### What to produce
Your task is to transcribe the records exactly, skipping every image.

### Records provided
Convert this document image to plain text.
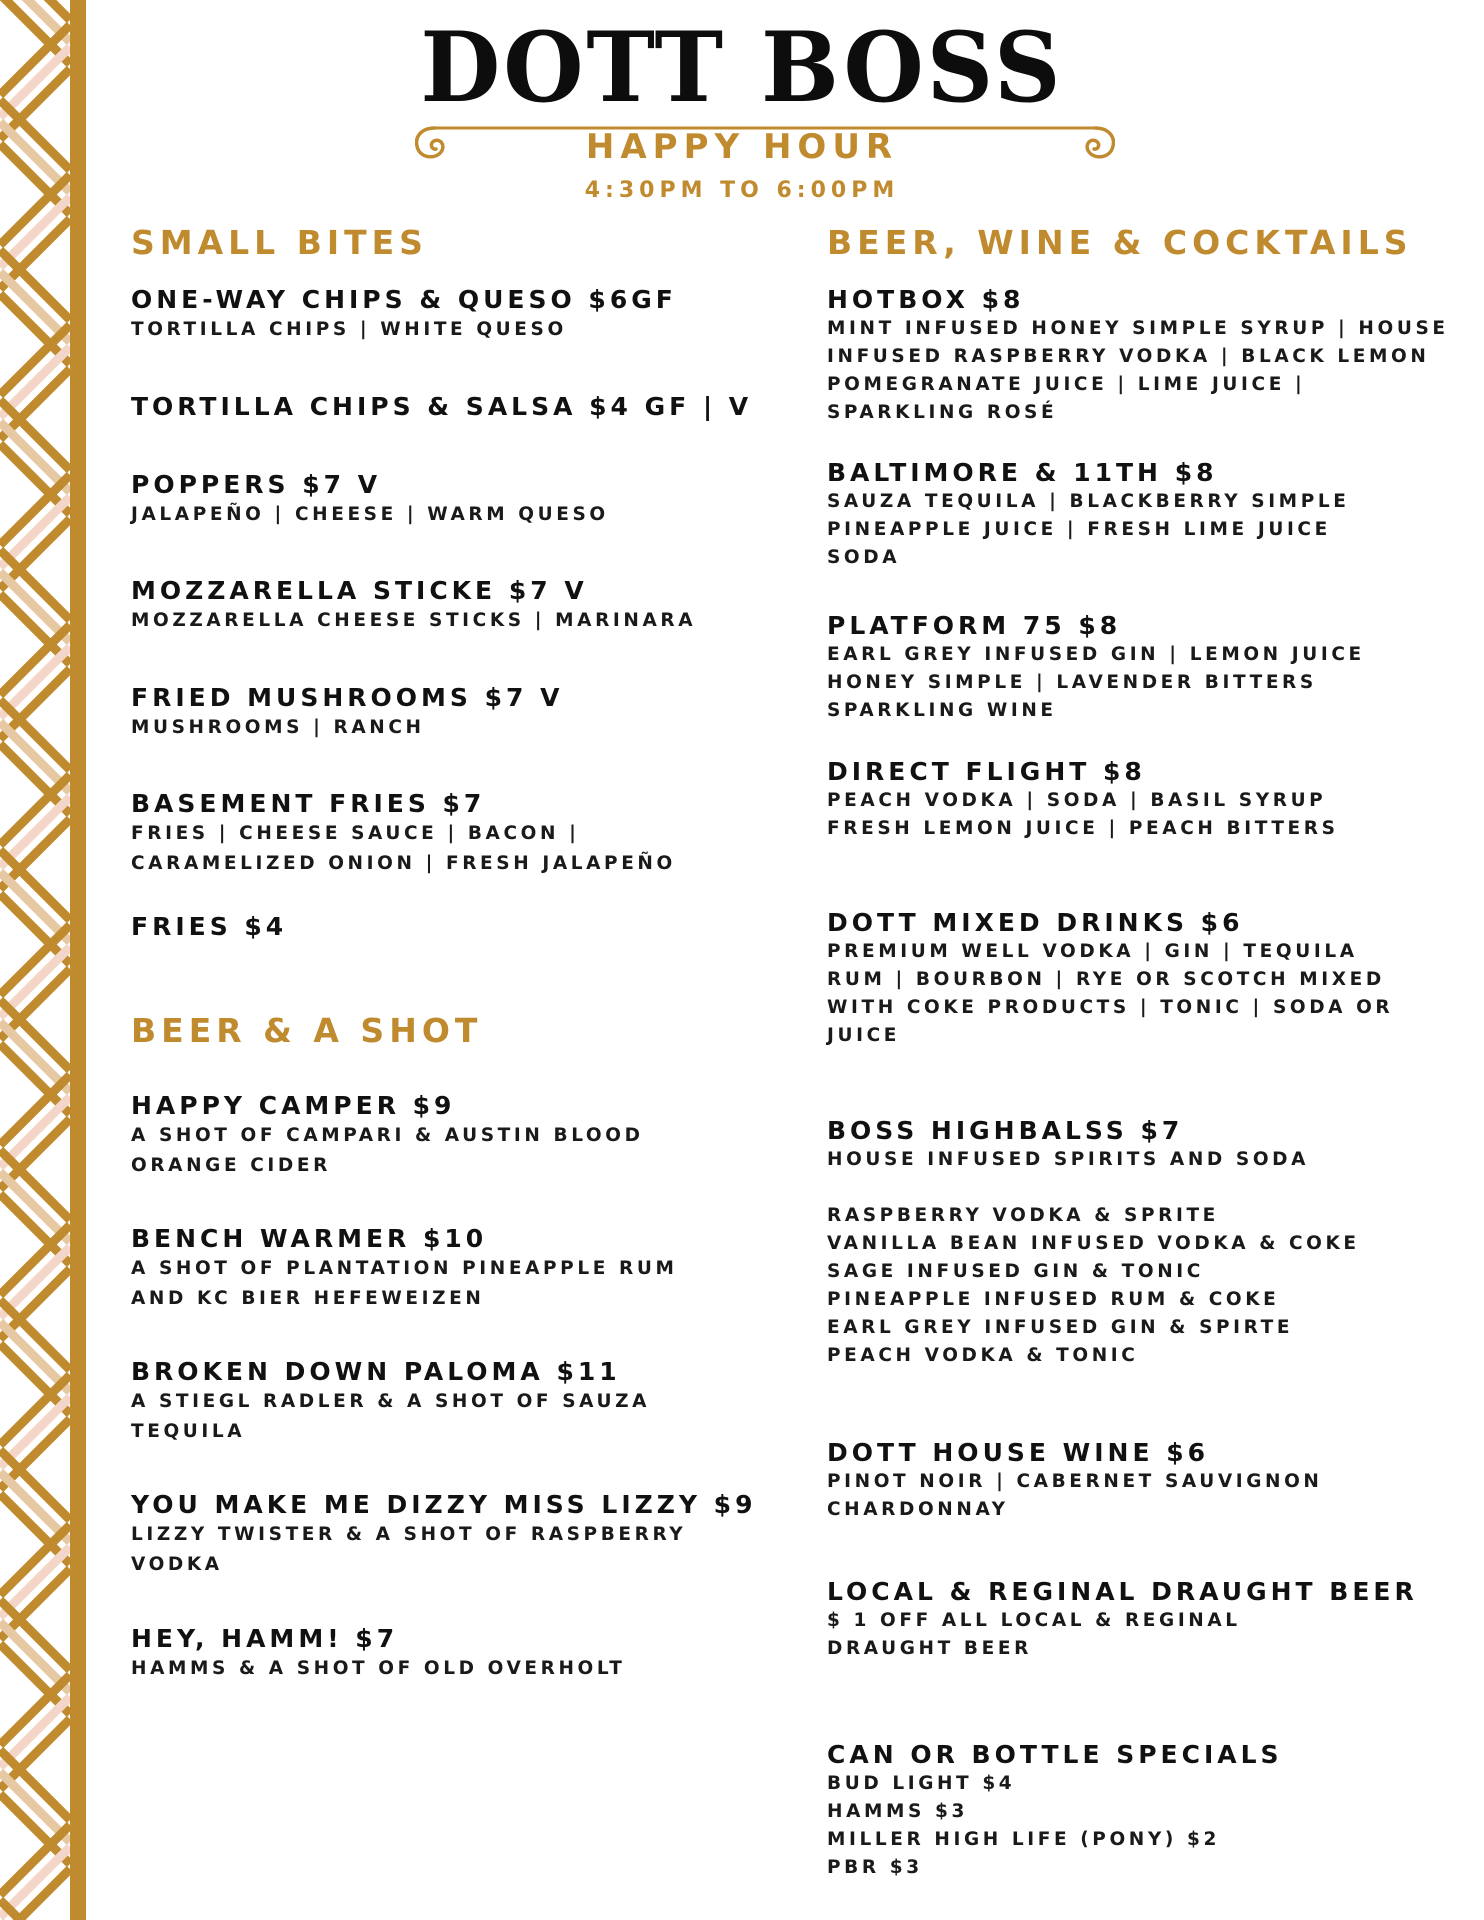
DOTT BOSS
HAPPY HOUR
4:30PM TO 6:00PM
SMALL BITES
ONE-WAY CHIPS & QUESO $6GF
TORTILLA CHIPS | WHITE QUESO
TORTILLA CHIPS & SALSA $4 GF | V
POPPERS $7 V
JALAPEÑO | CHEESE | WARM QUESO
MOZZARELLA STICKE $7 V
MOZZARELLA CHEESE STICKS | MARINARA
FRIED MUSHROOMS $7 V
MUSHROOMS | RANCH
BASEMENT FRIES $7
FRIES | CHEESE SAUCE | BACON |
CARAMELIZED ONION | FRESH JALAPEÑO
FRIES $4
BEER & A SHOT
HAPPY CAMPER $9
A SHOT OF CAMPARI & AUSTIN BLOOD
ORANGE CIDER
BENCH WARMER $10
A SHOT OF PLANTATION PINEAPPLE RUM
AND KC BIER HEFEWEIZEN
BROKEN DOWN PALOMA $11
A STIEGL RADLER & A SHOT OF SAUZA
TEQUILA
YOU MAKE ME DIZZY MISS LIZZY $9
LIZZY TWISTER & A SHOT OF RASPBERRY
VODKA
HEY, HAMM! $7
HAMMS & A SHOT OF OLD OVERHOLT
BEER, WINE & COCKTAILS
HOTBOX $8
MINT INFUSED HONEY SIMPLE SYRUP | HOUSE
INFUSED RASPBERRY VODKA | BLACK LEMON
POMEGRANATE JUICE | LIME JUICE |
SPARKLING ROSÉ
BALTIMORE & 11TH $8
SAUZA TEQUILA | BLACKBERRY SIMPLE
PINEAPPLE JUICE | FRESH LIME JUICE
SODA
PLATFORM 75 $8
EARL GREY INFUSED GIN | LEMON JUICE
HONEY SIMPLE | LAVENDER BITTERS
SPARKLING WINE
DIRECT FLIGHT $8
PEACH VODKA | SODA | BASIL SYRUP
FRESH LEMON JUICE | PEACH BITTERS
DOTT MIXED DRINKS $6
PREMIUM WELL VODKA | GIN | TEQUILA
RUM | BOURBON | RYE OR SCOTCH MIXED
WITH COKE PRODUCTS | TONIC | SODA OR
JUICE
BOSS HIGHBALSS $7
HOUSE INFUSED SPIRITS AND SODA

RASPBERRY VODKA & SPRITE
VANILLA BEAN INFUSED VODKA & COKE
SAGE INFUSED GIN & TONIC
PINEAPPLE INFUSED RUM & COKE
EARL GREY INFUSED GIN & SPIRTE
PEACH VODKA & TONIC
DOTT HOUSE WINE $6
PINOT NOIR | CABERNET SAUVIGNON
CHARDONNAY
LOCAL & REGINAL DRAUGHT BEER
$ 1 OFF ALL LOCAL & REGINAL
DRAUGHT BEER
CAN OR BOTTLE SPECIALS
BUD LIGHT $4
HAMMS $3
MILLER HIGH LIFE (PONY) $2
PBR $3
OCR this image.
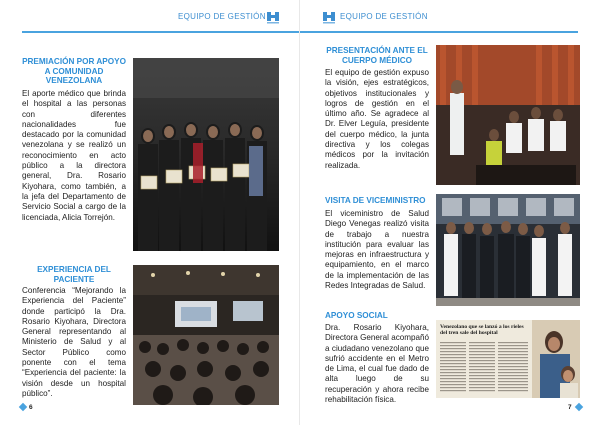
EQUIPO DE GESTIÓN
PREMIACIÓN POR APOYO A COMUNIDAD VENEZOLANA
El aporte médico que brinda el hospital a las personas con diferentes nacionalidades fue destacado por la comunidad venezolana y se realizó un reconocimiento en acto público a la directora general, Dra. Rosario Kiyohara, como también, a la jefa del Departamento de Servicio Social a cargo de la licenciada, Alicia Torrejón.
EXPERIENCIA DEL PACIENTE
Conferencia “Mejorando la Experiencia del Paciente” donde participó la Dra. Rosario Kiyohara, Directora General representando al Ministerio de Salud y al Sector Público como ponente con el tema “Experiencia del paciente: la visión desde un hospital público”.
6
EQUIPO DE GESTIÓN
PRESENTACIÓN ANTE EL CUERPO MÉDICO
El equipo de gestión expuso la visión, ejes estratégicos, objetivos institucionales y logros de gestión en el último año. Se agradece al Dr. Elver Leguía, presidente del cuerpo médico, la junta directiva y los colegas médicos por la invitación realizada.
VISITA DE VICEMINISTRO
El viceministro de Salud Diego Venegas realizó visita de trabajo a nuestra institución para evaluar las mejoras en infraestructura y equipamiento, en el marco de la implementación de las Redes Integradas de Salud.
APOYO SOCIAL
Dra. Rosario Kiyohara, Directora General acompañó a ciudadano venezolano que sufrió accidente en el Metro de Lima, el cual fue dado de alta luego de su recuperación y ahora recibe rehabilitación física.
Venezolano que se lanzó a los rieles del tren sale del hospital
7
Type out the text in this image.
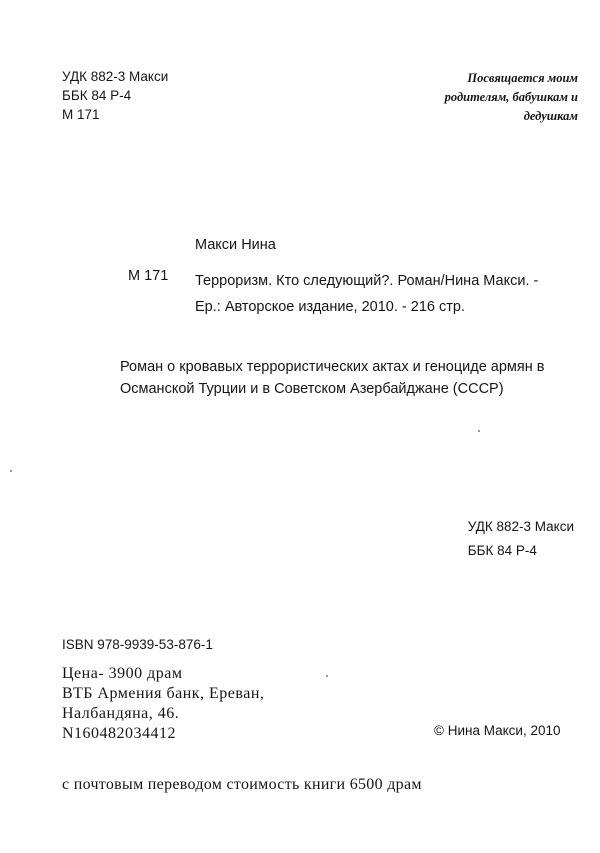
УДК 882-3 Макси
ББК 84 Р-4
М 171
Посвящается моим
родителям, бабушкам и
дедушкам
Макси Нина
М 171 Терроризм. Кто следующий?. Роман/Нина Макси. -
Ер.: Авторское издание, 2010. - 216 стр.
Роман о кровавых террористических актах и геноциде армян в Османской Турции и в Советском Азербайджане (СССР)
УДК 882-3 Макси
ББК 84 Р-4
ISBN 978-9939-53-876-1
Цена- 3900 драм
ВТБ Армения банк, Ереван,
Налбандяна, 46.
N160482034412	© Нина Макси, 2010
с почтовым переводом стоимость книги 6500 драм
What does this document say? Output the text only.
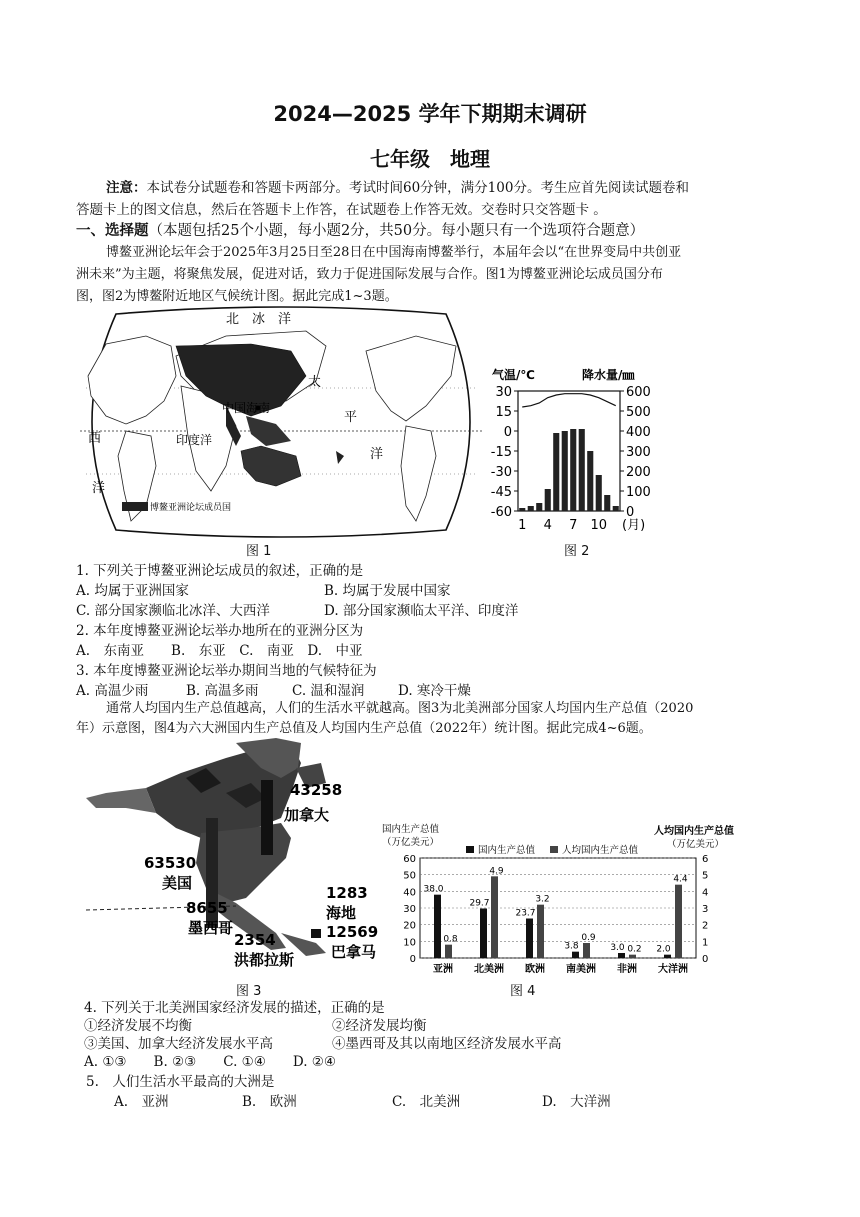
2024—2025 学年下期期末调研
七年级　地理
注意：本试卷分试题卷和答题卡两部分。考试时间60分钟，满分100分。考生应首先阅读试题卷和
答题卡上的图文信息，然后在答题卡上作答，在试题卷上作答无效。交卷时只交答题卡 。
一、选择题（本题包括25个小题，每小题2分，共50分。每小题只有一个选项符合题意）
博鳌亚洲论坛年会于2025年3月25日至28日在中国海南博鳌举行，本届年会以“在世界变局中共创亚
洲未来”为主题，将聚焦发展，促进对话，致力于促进国际发展与合作。图1为博鳌亚洲论坛成员国分布
图，图2为博鳌附近地区气候统计图。据此完成1~3题。
北　冰　洋
太
平
洋
中国海南
印度洋
西
洋
博鳌亚洲论坛成员国
图 1
气温/℃	降水量/㎜
30
15
0
-15
-30
-45
-60
600
500
400
300
200
100
0
1 4 7 10 (月)
图 2
1. 下列关于博鳌亚洲论坛成员的叙述，正确的是
A. 均属于亚洲国家	B. 均属于发展中国家
C. 部分国家濒临北冰洋、大西洋	D. 部分国家濒临太平洋、印度洋
2. 本年度博鳌亚洲论坛举办地所在的亚洲分区为
A.　东南亚　　B.　东亚　C.　南亚　D.　中亚
3. 本年度博鳌亚洲论坛举办期间当地的气候特征为
A. 高温少雨	B. 高温多雨 C. 温和湿润 D. 寒冷干燥
通常人均国内生产总值越高，人们的生活水平就越高。图3为北美洲部分国家人均国内生产总值（2020
年）示意图，图4为六大洲国内生产总值及人均国内生产总值（2022年）统计图。据此完成4~6题。
43258
加拿大
63530
美国
1283
海地
8655
墨西哥	12569
巴拿马
2354
洪都拉斯
图 3
国内生产总值
（万亿美元）
人均国内生产总值
（万亿美元）
国内生产总值	人均国内生产总值
60
50
40
30
20
10
0
6
5
4
3
2
1
0
38.0
0.8
亚洲
29.7
4.9
北美洲
23.7
3.2
欧洲
3.8
0.9
南美洲
3.0 0.2
非洲
2.0
4.4
大洋洲
图 4
4. 下列关于北美洲国家经济发展的描述，正确的是
①经济发展不均衡	②经济发展均衡
③美国、加拿大经济发展水平高	④墨西哥及其以南地区经济发展水平高
A. ①③　　B. ②③　　C. ①④　　D. ②④
5.　人们生活水平最高的大洲是
A.　亚洲	B.　欧洲	C.　北美洲	D.　大洋洲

### Complete output
Convert this document image to plain text.
DOTT BOSS
HAPPY HOUR
4:30PM TO 6:00PM
SMALL BITES
ONE-WAY CHIPS & QUESO $6GF
TORTILLA CHIPS | WHITE QUESO
TORTILLA CHIPS & SALSA $4 GF | V
POPPERS $7 V
JALAPEÑO | CHEESE | WARM QUESO
MOZZARELLA STICKE $7 V
MOZZARELLA CHEESE STICKS | MARINARA
FRIED MUSHROOMS $7 V
MUSHROOMS | RANCH
BASEMENT FRIES $7
FRIES | CHEESE SAUCE | BACON |
CARAMELIZED ONION | FRESH JALAPEÑO
FRIES $4
BEER & A SHOT
HAPPY CAMPER $9
A SHOT OF CAMPARI & AUSTIN BLOOD
ORANGE CIDER
BENCH WARMER $10
A SHOT OF PLANTATION PINEAPPLE RUM
AND KC BIER HEFEWEIZEN
BROKEN DOWN PALOMA $11
A STIEGL RADLER & A SHOT OF SAUZA
TEQUILA
YOU MAKE ME DIZZY MISS LIZZY $9
LIZZY TWISTER & A SHOT OF RASPBERRY
VODKA
HEY, HAMM! $7
HAMMS & A SHOT OF OLD OVERHOLT
BEER, WINE & COCKTAILS
HOTBOX $8
MINT INFUSED HONEY SIMPLE SYRUP | HOUSE
INFUSED RASPBERRY VODKA | BLACK LEMON
POMEGRANATE JUICE | LIME JUICE |
SPARKLING ROSÉ
BALTIMORE & 11TH $8
SAUZA TEQUILA | BLACKBERRY SIMPLE
PINEAPPLE JUICE | FRESH LIME JUICE
SODA
PLATFORM 75 $8
EARL GREY INFUSED GIN | LEMON JUICE
HONEY SIMPLE | LAVENDER BITTERS
SPARKLING WINE
DIRECT FLIGHT $8
PEACH VODKA | SODA | BASIL SYRUP
FRESH LEMON JUICE | PEACH BITTERS
DOTT MIXED DRINKS $6
PREMIUM WELL VODKA | GIN | TEQUILA
RUM | BOURBON | RYE OR SCOTCH MIXED
WITH COKE PRODUCTS | TONIC | SODA OR
JUICE
BOSS HIGHBALSS $7
HOUSE INFUSED SPIRITS AND SODA

RASPBERRY VODKA & SPRITE
VANILLA BEAN INFUSED VODKA & COKE
SAGE INFUSED GIN & TONIC
PINEAPPLE INFUSED RUM & COKE
EARL GREY INFUSED GIN & SPIRTE
PEACH VODKA & TONIC
DOTT HOUSE WINE $6
PINOT NOIR | CABERNET SAUVIGNON
CHARDONNAY
LOCAL & REGINAL DRAUGHT BEER
$ 1 OFF ALL LOCAL & REGINAL
DRAUGHT BEER
CAN OR BOTTLE SPECIALS
BUD LIGHT $4
HAMMS $3
MILLER HIGH LIFE (PONY) $2
PBR $3
OCR this image.
EQUIPO DE GESTIÓN
PREMIACIÓN POR APOYO A COMUNIDAD VENEZOLANA
El aporte médico que brinda el hospital a las personas con diferentes nacionalidades fue destacado por la comunidad venezolana y se realizó un reconocimiento en acto público a la directora general, Dra. Rosario Kiyohara, como también, a la jefa del Departamento de Servicio Social a cargo de la licenciada, Alicia Torrejón.
EXPERIENCIA DEL PACIENTE
Conferencia “Mejorando la Experiencia del Paciente” donde participó la Dra. Rosario Kiyohara, Directora General representando al Ministerio de Salud y al Sector Público como ponente con el tema “Experiencia del paciente: la visión desde un hospital público”.
6
EQUIPO DE GESTIÓN
PRESENTACIÓN ANTE EL CUERPO MÉDICO
El equipo de gestión expuso la visión, ejes estratégicos, objetivos institucionales y logros de gestión en el último año. Se agradece al Dr. Elver Leguía, presidente del cuerpo médico, la junta directiva y los colegas médicos por la invitación realizada.
VISITA DE VICEMINISTRO
El viceministro de Salud Diego Venegas realizó visita de trabajo a nuestra institución para evaluar las mejoras en infraestructura y equipamiento, en el marco de la implementación de las Redes Integradas de Salud.
APOYO SOCIAL
Dra. Rosario Kiyohara, Directora General acompañó a ciudadano venezolano que sufrió accidente en el Metro de Lima, el cual fue dado de alta luego de su recuperación y ahora recibe rehabilitación física.
Venezolano que se lanzó a los rieles del tren sale del hospital
7
Type out the text in this image.
УДК 882-3 Макси
ББК 84 Р-4
М 171
Посвящается моим
родителям, бабушкам и
дедушкам
Макси Нина
М 171 Терроризм. Кто следующий?. Роман/Нина Макси. -
Ер.: Авторское издание, 2010. - 216 стр.
Роман о кровавых террористических актах и геноциде армян в Османской Турции и в Советском Азербайджане (СССР)
УДК 882-3 Макси
ББК 84 Р-4
ISBN 978-9939-53-876-1
Цена- 3900 драм
ВТБ Армения банк, Ереван,
Налбандяна, 46.
N160482034412	© Нина Макси, 2010
с почтовым переводом стоимость книги 6500 драм
What does this document say? Output the text only.
2024—2025 学年下期期末调研
七年级　地理
注意：本试卷分试题卷和答题卡两部分。考试时间60分钟，满分100分。考生应首先阅读试题卷和
答题卡上的图文信息，然后在答题卡上作答，在试题卷上作答无效。交卷时只交答题卡 。
一、选择题（本题包括25个小题，每小题2分，共50分。每小题只有一个选项符合题意）
博鳌亚洲论坛年会于2025年3月25日至28日在中国海南博鳌举行，本届年会以“在世界变局中共创亚
洲未来”为主题，将聚焦发展，促进对话，致力于促进国际发展与合作。图1为博鳌亚洲论坛成员国分布
图，图2为博鳌附近地区气候统计图。据此完成1~3题。
北　冰　洋
太
平
洋
中国海南
印度洋
西
洋
博鳌亚洲论坛成员国
图 1
气温/℃	降水量/㎜
30
15
0
-15
-30
-45
-60
600
500
400
300
200
100
0
1 4 7 10 (月)
图 2
1. 下列关于博鳌亚洲论坛成员的叙述，正确的是
A. 均属于亚洲国家	B. 均属于发展中国家
C. 部分国家濒临北冰洋、大西洋	D. 部分国家濒临太平洋、印度洋
2. 本年度博鳌亚洲论坛举办地所在的亚洲分区为
A.　东南亚　　B.　东亚　C.　南亚　D.　中亚
3. 本年度博鳌亚洲论坛举办期间当地的气候特征为
A. 高温少雨	B. 高温多雨 C. 温和湿润 D. 寒冷干燥
通常人均国内生产总值越高，人们的生活水平就越高。图3为北美洲部分国家人均国内生产总值（2020
年）示意图，图4为六大洲国内生产总值及人均国内生产总值（2022年）统计图。据此完成4~6题。
43258
加拿大
63530
美国
1283
海地
8655
墨西哥	12569
巴拿马
2354
洪都拉斯
图 3
国内生产总值
（万亿美元）
人均国内生产总值
（万亿美元）
国内生产总值	人均国内生产总值
60
50
40
30
20
10
0
6
5
4
3
2
1
0
38.0
0.8
亚洲
29.7
4.9
北美洲
23.7
3.2
欧洲
3.8
0.9
南美洲
3.0 0.2
非洲
2.0
4.4
大洋洲
图 4
4. 下列关于北美洲国家经济发展的描述，正确的是
①经济发展不均衡	②经济发展均衡
③美国、加拿大经济发展水平高	④墨西哥及其以南地区经济发展水平高
A. ①③　　B. ②③　　C. ①④　　D. ②④
5.　人们生活水平最高的大洲是
A.　亚洲	B.　欧洲	C.　北美洲	D.　大洋洲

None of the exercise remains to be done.